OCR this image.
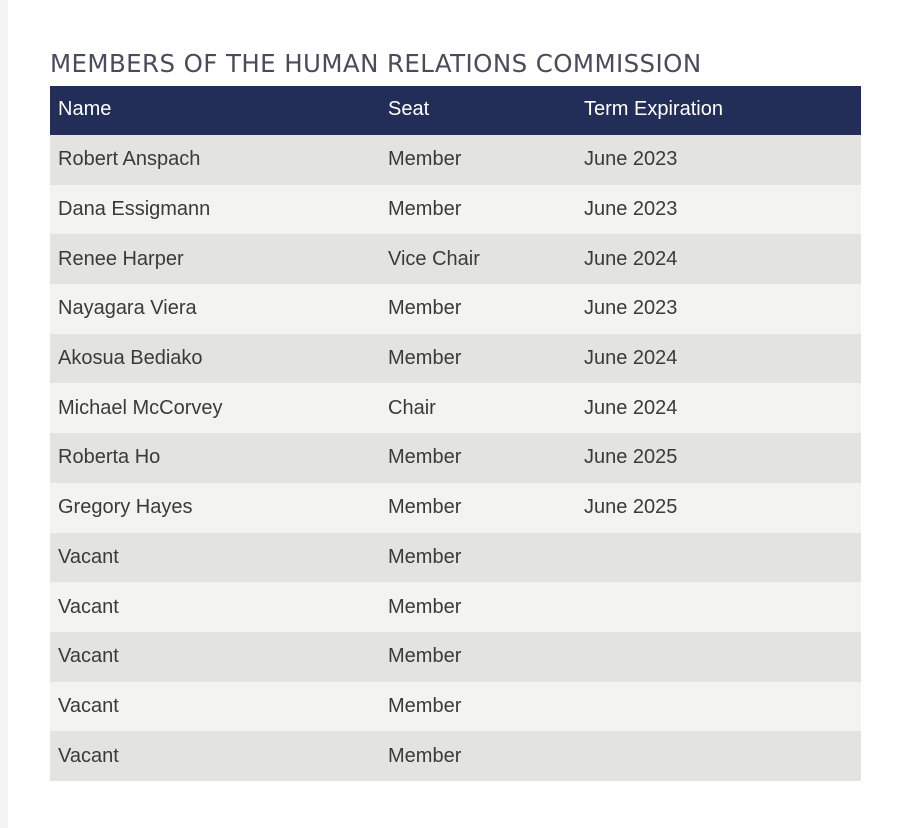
MEMBERS OF THE HUMAN RELATIONS COMMISSION
Name	Seat	Term Expiration
Robert Anspach	Member	June 2023
Dana Essigmann	Member	June 2023
Renee Harper	Vice Chair	June 2024
Nayagara Viera	Member	June 2023
Akosua Bediako	Member	June 2024
Michael McCorvey	Chair	June 2024
Roberta Ho	Member	June 2025
Gregory Hayes	Member	June 2025
Vacant	Member	
Vacant	Member	
Vacant	Member	
Vacant	Member	
Vacant	Member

________

WHAT YOU WILL DO — Extract the full listing above verbatim; pictures are to be left out of the copy.

SOLUTION TO THIS TASK —
OCR this image.
MEMBERS OF THE HUMAN RELATIONS COMMISSION
Name	Seat	Term Expiration
Robert Anspach	Member	June 2023
Dana Essigmann	Member	June 2023
Renee Harper	Vice Chair	June 2024
Nayagara Viera	Member	June 2023
Akosua Bediako	Member	June 2024
Michael McCorvey	Chair	June 2024
Roberta Ho	Member	June 2025
Gregory Hayes	Member	June 2025
Vacant	Member	
Vacant	Member	
Vacant	Member	
Vacant	Member	
Vacant	Member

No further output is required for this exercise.